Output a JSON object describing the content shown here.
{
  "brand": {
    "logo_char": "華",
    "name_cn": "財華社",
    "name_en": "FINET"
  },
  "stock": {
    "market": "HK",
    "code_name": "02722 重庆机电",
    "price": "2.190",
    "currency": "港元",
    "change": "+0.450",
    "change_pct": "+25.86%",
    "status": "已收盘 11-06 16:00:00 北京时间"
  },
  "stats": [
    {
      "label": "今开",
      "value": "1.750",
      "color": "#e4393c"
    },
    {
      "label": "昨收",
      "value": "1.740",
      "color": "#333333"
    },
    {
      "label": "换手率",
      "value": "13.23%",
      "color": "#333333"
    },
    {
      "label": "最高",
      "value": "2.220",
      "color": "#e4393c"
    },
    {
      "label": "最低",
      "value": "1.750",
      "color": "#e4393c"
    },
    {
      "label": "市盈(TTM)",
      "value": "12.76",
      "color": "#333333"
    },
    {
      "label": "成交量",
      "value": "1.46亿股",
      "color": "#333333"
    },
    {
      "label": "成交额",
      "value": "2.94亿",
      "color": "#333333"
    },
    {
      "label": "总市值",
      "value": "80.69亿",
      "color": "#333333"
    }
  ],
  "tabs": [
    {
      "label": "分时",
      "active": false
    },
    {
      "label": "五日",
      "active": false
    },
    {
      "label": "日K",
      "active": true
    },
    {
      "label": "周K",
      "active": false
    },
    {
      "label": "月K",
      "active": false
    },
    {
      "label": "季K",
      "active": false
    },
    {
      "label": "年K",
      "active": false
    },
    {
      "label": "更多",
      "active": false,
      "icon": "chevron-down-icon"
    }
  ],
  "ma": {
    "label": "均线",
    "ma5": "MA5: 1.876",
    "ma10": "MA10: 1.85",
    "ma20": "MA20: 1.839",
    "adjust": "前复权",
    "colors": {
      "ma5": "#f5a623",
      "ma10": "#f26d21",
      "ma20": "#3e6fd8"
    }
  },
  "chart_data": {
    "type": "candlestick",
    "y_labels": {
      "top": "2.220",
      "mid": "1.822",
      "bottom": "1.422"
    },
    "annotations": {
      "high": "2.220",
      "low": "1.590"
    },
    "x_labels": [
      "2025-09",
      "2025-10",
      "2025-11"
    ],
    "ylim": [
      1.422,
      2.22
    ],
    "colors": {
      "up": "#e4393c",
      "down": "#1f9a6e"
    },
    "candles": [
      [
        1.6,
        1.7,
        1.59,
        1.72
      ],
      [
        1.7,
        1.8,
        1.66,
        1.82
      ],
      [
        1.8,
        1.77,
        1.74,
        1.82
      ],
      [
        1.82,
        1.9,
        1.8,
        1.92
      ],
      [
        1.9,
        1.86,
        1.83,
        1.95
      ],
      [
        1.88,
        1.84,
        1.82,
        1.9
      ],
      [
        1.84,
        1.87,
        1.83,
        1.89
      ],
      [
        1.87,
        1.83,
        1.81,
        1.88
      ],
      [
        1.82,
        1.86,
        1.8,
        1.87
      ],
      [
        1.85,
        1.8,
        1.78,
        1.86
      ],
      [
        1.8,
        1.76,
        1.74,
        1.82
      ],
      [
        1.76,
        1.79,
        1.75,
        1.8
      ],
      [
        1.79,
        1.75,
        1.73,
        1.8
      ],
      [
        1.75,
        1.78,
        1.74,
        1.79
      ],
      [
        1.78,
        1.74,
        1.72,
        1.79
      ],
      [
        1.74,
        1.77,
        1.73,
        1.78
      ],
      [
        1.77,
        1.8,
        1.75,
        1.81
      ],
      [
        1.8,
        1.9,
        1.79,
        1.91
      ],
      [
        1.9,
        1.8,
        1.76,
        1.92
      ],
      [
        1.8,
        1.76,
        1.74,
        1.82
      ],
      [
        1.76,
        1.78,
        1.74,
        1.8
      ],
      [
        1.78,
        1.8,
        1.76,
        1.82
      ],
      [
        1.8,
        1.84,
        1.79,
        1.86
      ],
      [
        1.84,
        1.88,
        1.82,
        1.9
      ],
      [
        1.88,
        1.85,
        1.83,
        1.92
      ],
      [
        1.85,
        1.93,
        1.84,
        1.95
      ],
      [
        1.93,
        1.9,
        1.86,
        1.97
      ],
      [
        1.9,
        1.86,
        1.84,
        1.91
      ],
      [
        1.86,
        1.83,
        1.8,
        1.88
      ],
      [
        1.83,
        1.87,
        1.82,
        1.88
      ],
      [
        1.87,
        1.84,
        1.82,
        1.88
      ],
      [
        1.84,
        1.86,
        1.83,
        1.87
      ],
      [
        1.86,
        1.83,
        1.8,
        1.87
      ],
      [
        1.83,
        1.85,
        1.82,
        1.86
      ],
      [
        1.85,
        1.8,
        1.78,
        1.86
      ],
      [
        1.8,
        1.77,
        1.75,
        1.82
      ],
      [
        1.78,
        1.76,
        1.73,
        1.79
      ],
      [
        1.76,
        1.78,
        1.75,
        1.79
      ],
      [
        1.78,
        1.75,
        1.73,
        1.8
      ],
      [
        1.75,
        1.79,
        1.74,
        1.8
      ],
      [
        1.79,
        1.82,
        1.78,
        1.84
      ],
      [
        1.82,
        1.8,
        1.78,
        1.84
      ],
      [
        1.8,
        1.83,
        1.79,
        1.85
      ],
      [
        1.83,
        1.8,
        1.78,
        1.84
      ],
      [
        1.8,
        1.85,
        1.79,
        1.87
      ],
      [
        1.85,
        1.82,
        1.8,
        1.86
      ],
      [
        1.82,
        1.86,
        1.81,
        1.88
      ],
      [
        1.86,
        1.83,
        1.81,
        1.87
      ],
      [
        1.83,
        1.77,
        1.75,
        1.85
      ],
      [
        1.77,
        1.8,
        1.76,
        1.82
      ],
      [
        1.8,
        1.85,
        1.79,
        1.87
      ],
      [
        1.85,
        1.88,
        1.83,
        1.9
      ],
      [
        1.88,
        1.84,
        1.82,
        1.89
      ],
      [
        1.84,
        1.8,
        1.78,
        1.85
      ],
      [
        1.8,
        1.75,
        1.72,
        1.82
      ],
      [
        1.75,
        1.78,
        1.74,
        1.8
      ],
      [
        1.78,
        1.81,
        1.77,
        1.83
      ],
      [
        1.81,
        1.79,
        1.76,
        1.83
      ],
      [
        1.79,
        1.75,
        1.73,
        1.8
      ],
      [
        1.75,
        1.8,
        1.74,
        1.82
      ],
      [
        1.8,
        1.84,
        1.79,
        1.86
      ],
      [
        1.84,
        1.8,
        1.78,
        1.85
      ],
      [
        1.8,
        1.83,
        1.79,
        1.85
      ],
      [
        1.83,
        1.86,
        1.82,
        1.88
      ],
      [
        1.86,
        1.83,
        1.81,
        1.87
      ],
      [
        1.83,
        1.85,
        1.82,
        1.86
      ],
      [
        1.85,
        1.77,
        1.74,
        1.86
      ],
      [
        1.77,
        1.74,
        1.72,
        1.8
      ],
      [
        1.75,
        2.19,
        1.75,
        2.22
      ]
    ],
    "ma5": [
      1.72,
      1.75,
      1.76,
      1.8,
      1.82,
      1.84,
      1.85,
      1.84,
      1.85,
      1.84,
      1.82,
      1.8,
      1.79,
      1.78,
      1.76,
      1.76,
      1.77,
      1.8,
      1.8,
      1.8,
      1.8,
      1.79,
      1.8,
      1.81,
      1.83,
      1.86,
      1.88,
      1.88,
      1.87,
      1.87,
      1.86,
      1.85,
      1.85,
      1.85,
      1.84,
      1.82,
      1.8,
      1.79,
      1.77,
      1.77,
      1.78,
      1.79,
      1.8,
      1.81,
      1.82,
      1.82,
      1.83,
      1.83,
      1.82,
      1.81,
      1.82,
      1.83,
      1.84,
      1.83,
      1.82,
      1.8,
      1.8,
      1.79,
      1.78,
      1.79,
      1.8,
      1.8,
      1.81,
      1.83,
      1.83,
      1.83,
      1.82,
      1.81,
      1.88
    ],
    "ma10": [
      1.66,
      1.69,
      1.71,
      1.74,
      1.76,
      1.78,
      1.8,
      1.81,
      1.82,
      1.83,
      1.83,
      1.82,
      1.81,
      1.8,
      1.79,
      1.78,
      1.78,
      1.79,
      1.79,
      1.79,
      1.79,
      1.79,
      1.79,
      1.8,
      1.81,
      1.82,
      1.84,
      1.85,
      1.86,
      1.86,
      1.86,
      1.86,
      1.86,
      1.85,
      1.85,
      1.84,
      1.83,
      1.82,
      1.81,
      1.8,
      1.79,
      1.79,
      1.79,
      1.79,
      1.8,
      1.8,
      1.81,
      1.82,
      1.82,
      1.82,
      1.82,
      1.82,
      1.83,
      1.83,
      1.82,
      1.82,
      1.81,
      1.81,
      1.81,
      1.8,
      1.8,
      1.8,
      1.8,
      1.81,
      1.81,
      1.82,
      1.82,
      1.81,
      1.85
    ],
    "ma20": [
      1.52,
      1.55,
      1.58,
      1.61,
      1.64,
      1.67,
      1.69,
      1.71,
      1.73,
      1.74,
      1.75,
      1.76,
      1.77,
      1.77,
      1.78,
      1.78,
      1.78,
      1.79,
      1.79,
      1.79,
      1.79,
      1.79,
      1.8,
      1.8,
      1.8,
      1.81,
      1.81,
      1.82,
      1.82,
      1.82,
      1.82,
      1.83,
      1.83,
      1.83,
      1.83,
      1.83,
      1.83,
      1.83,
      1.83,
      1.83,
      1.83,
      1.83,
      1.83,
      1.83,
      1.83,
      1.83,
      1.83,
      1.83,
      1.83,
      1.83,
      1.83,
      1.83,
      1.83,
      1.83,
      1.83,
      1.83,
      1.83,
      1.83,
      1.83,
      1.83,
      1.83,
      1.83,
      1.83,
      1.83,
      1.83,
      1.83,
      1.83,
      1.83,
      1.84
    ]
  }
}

###

# Given instruction:
Take each line of the material that contains the word "value" and list it.

# The response:
      "value": "1.750",
      "value": "1.740",
      "value": "13.23%",
      "value": "2.220",
      "value": "1.750",
      "value": "12.76",
      "value": "1.46亿股",
      "value": "2.94亿",
      "value": "80.69亿",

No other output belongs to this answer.